Stated goal. Copy each line below exactly and leave the pictures out.

(Dataset items)
** start **

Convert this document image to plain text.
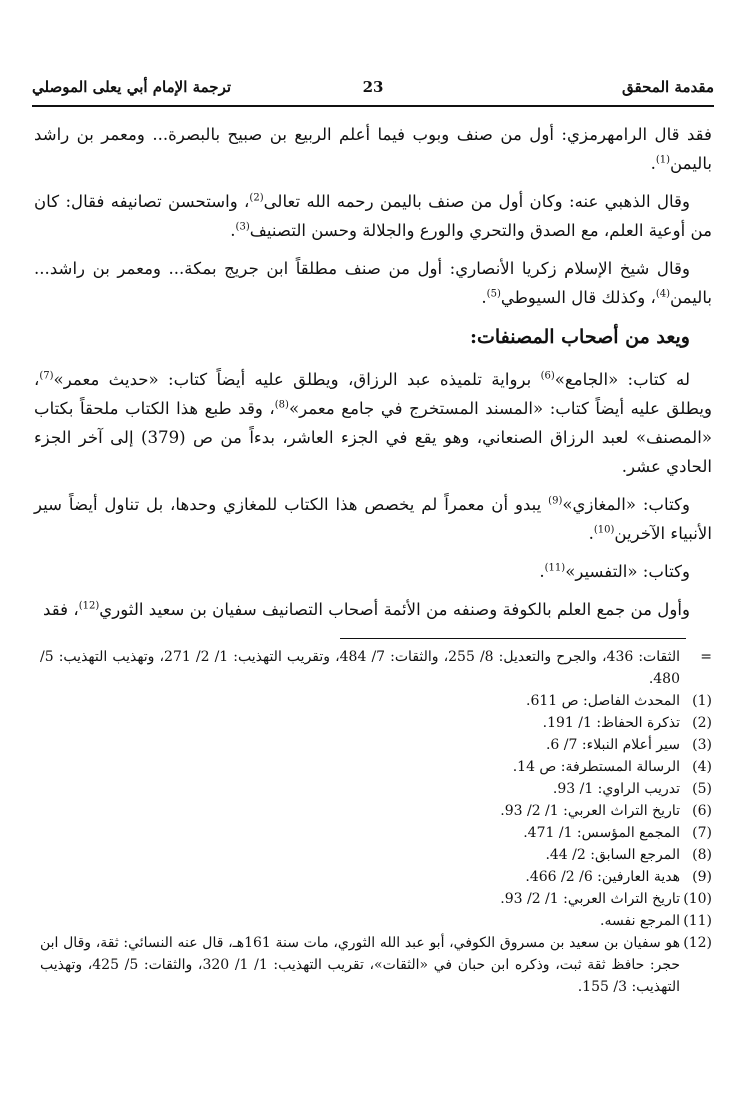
مقدمة المحقق
23
ترجمة الإمام أبي يعلى الموصلي

فقد قال الرامهرمزي: أول من صنف وبوب فيما أعلم الربيع بن صبيح بالبصرة... ومعمر بن راشد باليمن$^{(1)}$.

وقال الذهبي عنه: وكان أول من صنف باليمن رحمه الله تعالى$^{(2)}$، واستحسن تصانيفه فقال: كان من أوعية العلم، مع الصدق والتحري والورع والجلالة وحسن التصنيف$^{(3)}$.

وقال شيخ الإسلام زكريا الأنصاري: أول من صنف مطلقاً ابن جريج بمكة... ومعمر بن راشد... باليمن$^{(4)}$، وكذلك قال السيوطي$^{(5)}$.

ويعد من أصحاب المصنفات:

له كتاب: «الجامع»$^{(6)}$ برواية تلميذه عبد الرزاق، ويطلق عليه أيضاً كتاب: «حديث معمر»$^{(7)}$، ويطلق عليه أيضاً كتاب: «المسند المستخرج في جامع معمر»$^{(8)}$، وقد طبع هذا الكتاب ملحقاً بكتاب «المصنف» لعبد الرزاق الصنعاني، وهو يقع في الجزء العاشر، بدءاً من ص (379) إلى آخر الجزء الحادي عشر.

وكتاب: «المغازي»$^{(9)}$ يبدو أن معمراً لم يخصص هذا الكتاب للمغازي وحدها، بل تناول أيضاً سير الأنبياء الآخرين$^{(10)}$.

وكتاب: «التفسير»$^{(11)}$.

وأول من جمع العلم بالكوفة وصنفه من الأئمة أصحاب التصانيف سفيان بن سعيد الثوري$^{(12)}$، فقد

=
الثقات: 436، والجرح والتعديل: 8/ 255، والثقات: 7/ 484، وتقريب التهذيب: 1/ 2/ 271، وتهذيب التهذيب: 5/ 480.
(1)
المحدث الفاصل: ص 611.
(2)
تذكرة الحفاظ: 1/ 191.
(3)
سير أعلام النبلاء: 7/ 6.
(4)
الرسالة المستطرفة: ص 14.
(5)
تدريب الراوي: 1/ 93.
(6)
تاريخ التراث العربي: 1/ 2/ 93.
(7)
المجمع المؤسس: 1/ 471.
(8)
المرجع السابق: 2/ 44.
(9)
هدية العارفين: 6/ 2/ 466.
(10)
تاريخ التراث العربي: 1/ 2/ 93.
(11)
المرجع نفسه.
(12)
هو سفيان بن سعيد بن مسروق الكوفي، أبو عبد الله الثوري، مات سنة 161هـ، قال عنه النسائي: ثقة، وقال ابن حجر: حافظ ثقة ثبت، وذكره ابن حبان في «الثقات»، تقريب التهذيب: 1/ 1/ 320، والثقات: 5/ 425، وتهذيب التهذيب: 3/ 155.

** end **

Exercise solution.
Convert this document image to plain text.
مقدمة المحقق
23
ترجمة الإمام أبي يعلى الموصلي

فقد قال الرامهرمزي: أول من صنف وبوب فيما أعلم الربيع بن صبيح بالبصرة... ومعمر بن راشد باليمن$^{(1)}$.

وقال الذهبي عنه: وكان أول من صنف باليمن رحمه الله تعالى$^{(2)}$، واستحسن تصانيفه فقال: كان من أوعية العلم، مع الصدق والتحري والورع والجلالة وحسن التصنيف$^{(3)}$.

وقال شيخ الإسلام زكريا الأنصاري: أول من صنف مطلقاً ابن جريج بمكة... ومعمر بن راشد... باليمن$^{(4)}$، وكذلك قال السيوطي$^{(5)}$.

ويعد من أصحاب المصنفات:

له كتاب: «الجامع»$^{(6)}$ برواية تلميذه عبد الرزاق، ويطلق عليه أيضاً كتاب: «حديث معمر»$^{(7)}$، ويطلق عليه أيضاً كتاب: «المسند المستخرج في جامع معمر»$^{(8)}$، وقد طبع هذا الكتاب ملحقاً بكتاب «المصنف» لعبد الرزاق الصنعاني، وهو يقع في الجزء العاشر، بدءاً من ص (379) إلى آخر الجزء الحادي عشر.

وكتاب: «المغازي»$^{(9)}$ يبدو أن معمراً لم يخصص هذا الكتاب للمغازي وحدها، بل تناول أيضاً سير الأنبياء الآخرين$^{(10)}$.

وكتاب: «التفسير»$^{(11)}$.

وأول من جمع العلم بالكوفة وصنفه من الأئمة أصحاب التصانيف سفيان بن سعيد الثوري$^{(12)}$، فقد

=
الثقات: 436، والجرح والتعديل: 8/ 255، والثقات: 7/ 484، وتقريب التهذيب: 1/ 2/ 271، وتهذيب التهذيب: 5/ 480.
(1)
المحدث الفاصل: ص 611.
(2)
تذكرة الحفاظ: 1/ 191.
(3)
سير أعلام النبلاء: 7/ 6.
(4)
الرسالة المستطرفة: ص 14.
(5)
تدريب الراوي: 1/ 93.
(6)
تاريخ التراث العربي: 1/ 2/ 93.
(7)
المجمع المؤسس: 1/ 471.
(8)
المرجع السابق: 2/ 44.
(9)
هدية العارفين: 6/ 2/ 466.
(10)
تاريخ التراث العربي: 1/ 2/ 93.
(11)
المرجع نفسه.
(12)
هو سفيان بن سعيد بن مسروق الكوفي، أبو عبد الله الثوري، مات سنة 161هـ، قال عنه النسائي: ثقة، وقال ابن حجر: حافظ ثقة ثبت، وذكره ابن حبان في «الثقات»، تقريب التهذيب: 1/ 1/ 320، والثقات: 5/ 425، وتهذيب التهذيب: 3/ 155.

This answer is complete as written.